◆ Exercise requirements ◆
List all lines of the data containing the word "title".
○ ○ ○ ○ ○ ○ ○
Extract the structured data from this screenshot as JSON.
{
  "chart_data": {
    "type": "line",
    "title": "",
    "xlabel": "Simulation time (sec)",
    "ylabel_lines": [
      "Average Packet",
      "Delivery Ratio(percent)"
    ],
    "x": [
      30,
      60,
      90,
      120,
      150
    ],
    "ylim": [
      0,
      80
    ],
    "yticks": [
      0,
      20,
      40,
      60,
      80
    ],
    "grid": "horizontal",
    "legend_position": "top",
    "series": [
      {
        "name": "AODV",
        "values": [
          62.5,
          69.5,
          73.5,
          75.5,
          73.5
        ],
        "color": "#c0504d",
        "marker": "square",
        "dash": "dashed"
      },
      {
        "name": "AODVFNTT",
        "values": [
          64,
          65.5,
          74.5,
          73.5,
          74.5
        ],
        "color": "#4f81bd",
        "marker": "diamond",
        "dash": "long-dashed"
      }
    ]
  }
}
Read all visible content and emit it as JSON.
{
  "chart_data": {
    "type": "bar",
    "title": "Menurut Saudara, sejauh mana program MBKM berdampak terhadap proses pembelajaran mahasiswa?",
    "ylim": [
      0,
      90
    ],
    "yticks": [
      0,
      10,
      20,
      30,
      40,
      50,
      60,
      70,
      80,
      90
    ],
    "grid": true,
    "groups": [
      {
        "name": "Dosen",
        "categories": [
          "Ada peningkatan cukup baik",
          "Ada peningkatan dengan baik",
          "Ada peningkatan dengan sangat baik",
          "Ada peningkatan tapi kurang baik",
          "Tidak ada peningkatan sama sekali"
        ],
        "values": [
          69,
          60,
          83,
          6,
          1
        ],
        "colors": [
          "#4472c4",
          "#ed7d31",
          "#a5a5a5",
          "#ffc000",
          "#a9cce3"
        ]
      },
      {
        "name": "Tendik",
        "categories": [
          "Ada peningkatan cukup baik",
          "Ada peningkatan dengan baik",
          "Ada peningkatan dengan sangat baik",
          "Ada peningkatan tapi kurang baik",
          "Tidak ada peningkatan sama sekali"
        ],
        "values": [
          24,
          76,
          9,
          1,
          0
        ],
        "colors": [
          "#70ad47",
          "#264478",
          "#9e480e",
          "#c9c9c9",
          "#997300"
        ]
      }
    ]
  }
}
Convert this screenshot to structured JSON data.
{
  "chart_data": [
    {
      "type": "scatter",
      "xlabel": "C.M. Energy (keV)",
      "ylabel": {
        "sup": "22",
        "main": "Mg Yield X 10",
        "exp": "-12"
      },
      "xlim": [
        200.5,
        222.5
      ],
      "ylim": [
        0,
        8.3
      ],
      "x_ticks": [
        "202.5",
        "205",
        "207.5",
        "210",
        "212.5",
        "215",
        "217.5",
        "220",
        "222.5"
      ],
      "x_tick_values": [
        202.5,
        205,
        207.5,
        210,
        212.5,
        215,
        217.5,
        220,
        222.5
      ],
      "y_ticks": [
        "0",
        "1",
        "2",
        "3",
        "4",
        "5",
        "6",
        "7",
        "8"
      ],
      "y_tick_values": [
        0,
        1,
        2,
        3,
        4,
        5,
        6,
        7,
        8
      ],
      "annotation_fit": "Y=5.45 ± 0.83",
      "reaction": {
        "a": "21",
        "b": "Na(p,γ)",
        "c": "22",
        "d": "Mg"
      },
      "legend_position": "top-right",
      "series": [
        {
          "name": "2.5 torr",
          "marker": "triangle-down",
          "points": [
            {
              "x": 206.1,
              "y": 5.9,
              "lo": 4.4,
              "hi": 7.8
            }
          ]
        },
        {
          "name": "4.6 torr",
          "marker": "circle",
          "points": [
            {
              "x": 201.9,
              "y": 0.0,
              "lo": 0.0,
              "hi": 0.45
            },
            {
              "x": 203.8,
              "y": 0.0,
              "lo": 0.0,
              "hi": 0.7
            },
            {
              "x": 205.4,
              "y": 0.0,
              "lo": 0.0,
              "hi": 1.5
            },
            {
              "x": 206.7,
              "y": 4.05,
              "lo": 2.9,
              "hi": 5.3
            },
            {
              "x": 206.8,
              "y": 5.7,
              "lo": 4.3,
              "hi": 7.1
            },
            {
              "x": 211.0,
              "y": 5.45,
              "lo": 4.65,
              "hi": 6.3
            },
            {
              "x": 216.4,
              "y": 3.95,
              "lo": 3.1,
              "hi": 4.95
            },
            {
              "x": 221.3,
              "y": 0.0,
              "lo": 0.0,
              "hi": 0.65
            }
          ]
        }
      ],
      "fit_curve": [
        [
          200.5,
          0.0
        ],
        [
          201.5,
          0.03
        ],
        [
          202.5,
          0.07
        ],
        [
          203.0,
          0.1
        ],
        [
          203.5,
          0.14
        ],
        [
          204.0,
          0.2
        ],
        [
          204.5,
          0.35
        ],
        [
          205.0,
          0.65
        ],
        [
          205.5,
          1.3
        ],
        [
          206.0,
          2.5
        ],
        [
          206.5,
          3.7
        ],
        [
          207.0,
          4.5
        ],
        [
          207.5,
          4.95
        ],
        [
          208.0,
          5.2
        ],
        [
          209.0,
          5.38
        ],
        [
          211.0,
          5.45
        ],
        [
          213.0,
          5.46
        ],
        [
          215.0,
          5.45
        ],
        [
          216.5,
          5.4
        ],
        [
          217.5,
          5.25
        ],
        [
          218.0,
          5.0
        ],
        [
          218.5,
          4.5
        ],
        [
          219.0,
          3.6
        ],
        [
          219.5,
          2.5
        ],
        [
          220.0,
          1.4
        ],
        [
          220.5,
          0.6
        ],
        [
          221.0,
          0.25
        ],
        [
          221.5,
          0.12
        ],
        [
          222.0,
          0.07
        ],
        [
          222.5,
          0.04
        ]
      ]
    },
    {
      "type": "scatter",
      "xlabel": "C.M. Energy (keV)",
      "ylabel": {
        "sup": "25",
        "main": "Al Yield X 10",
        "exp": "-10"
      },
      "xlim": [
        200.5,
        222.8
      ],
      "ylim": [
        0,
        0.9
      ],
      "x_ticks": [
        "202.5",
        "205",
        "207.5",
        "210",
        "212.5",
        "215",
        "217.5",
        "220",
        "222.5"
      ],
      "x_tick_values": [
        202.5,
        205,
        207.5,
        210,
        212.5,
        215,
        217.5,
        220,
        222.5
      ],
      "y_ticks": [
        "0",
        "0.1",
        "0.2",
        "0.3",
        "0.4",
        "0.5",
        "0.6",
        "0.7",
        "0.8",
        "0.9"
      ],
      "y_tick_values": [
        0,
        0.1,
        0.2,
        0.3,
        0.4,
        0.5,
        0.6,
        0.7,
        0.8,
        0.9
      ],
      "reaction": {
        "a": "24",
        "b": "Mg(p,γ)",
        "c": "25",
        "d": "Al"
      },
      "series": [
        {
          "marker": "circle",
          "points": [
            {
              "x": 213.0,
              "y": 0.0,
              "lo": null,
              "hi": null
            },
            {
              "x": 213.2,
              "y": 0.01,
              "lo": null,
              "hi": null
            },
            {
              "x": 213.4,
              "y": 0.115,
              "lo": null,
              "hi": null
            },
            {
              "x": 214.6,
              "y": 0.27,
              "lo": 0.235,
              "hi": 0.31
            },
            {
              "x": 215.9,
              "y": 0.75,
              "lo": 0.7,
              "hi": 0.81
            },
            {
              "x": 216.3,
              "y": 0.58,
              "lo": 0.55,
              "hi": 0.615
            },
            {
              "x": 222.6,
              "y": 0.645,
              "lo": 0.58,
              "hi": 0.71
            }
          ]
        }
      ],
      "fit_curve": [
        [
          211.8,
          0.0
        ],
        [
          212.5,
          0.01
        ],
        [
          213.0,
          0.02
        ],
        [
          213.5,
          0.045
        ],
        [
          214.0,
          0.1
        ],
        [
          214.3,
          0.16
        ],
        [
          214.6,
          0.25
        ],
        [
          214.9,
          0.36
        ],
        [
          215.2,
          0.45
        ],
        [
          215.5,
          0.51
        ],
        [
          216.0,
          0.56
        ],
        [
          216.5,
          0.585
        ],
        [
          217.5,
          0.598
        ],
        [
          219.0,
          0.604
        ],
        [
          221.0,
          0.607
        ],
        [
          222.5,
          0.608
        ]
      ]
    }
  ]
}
○ ○ ○ ○ ○ ○ ○
◆ Task output ◆
    "title": "",
    "title": "Menurut Saudara, sejauh mana program MBKM berdampak terhadap proses pembelajaran mahasiswa?",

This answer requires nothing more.